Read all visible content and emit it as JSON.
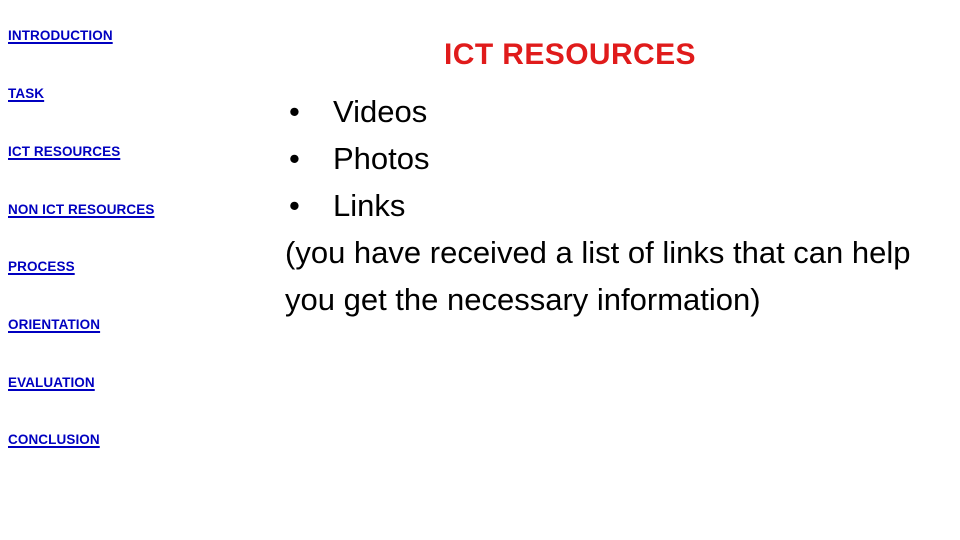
{
  "slide": {
    "background_color": "#ffffff",
    "title": "ICT RESOURCES",
    "title_color": "#e01b1b"
  },
  "sidebar": {
    "link_color": "#0000c0",
    "items": [
      {
        "label": "INTRODUCTION"
      },
      {
        "label": "TASK"
      },
      {
        "label": "ICT RESOURCES"
      },
      {
        "label": "NON ICT RESOURCES"
      },
      {
        "label": "PROCESS"
      },
      {
        "label": "ORIENTATION"
      },
      {
        "label": "EVALUATION"
      },
      {
        "label": "CONCLUSION"
      }
    ]
  },
  "main": {
    "bullet_glyph": "•",
    "bullets": [
      {
        "label": "Videos"
      },
      {
        "label": "Photos"
      },
      {
        "label": "Links"
      }
    ],
    "paragraph": "(you have received a list of links that can help you get the necessary information)",
    "text_color": "#000000"
  }
}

+ + + + + + +

→ Given exercise: Each line above is to be copied verbatim. Drop any image from the copy.

→ Task response:
Read all visible content and emit it as JSON.
{
  "slide": {
    "background_color": "#ffffff",
    "title": "ICT RESOURCES",
    "title_color": "#e01b1b"
  },
  "sidebar": {
    "link_color": "#0000c0",
    "items": [
      {
        "label": "INTRODUCTION"
      },
      {
        "label": "TASK"
      },
      {
        "label": "ICT RESOURCES"
      },
      {
        "label": "NON ICT RESOURCES"
      },
      {
        "label": "PROCESS"
      },
      {
        "label": "ORIENTATION"
      },
      {
        "label": "EVALUATION"
      },
      {
        "label": "CONCLUSION"
      }
    ]
  },
  "main": {
    "bullet_glyph": "•",
    "bullets": [
      {
        "label": "Videos"
      },
      {
        "label": "Photos"
      },
      {
        "label": "Links"
      }
    ],
    "paragraph": "(you have received a list of links that can help you get the necessary information)",
    "text_color": "#000000"
  }
}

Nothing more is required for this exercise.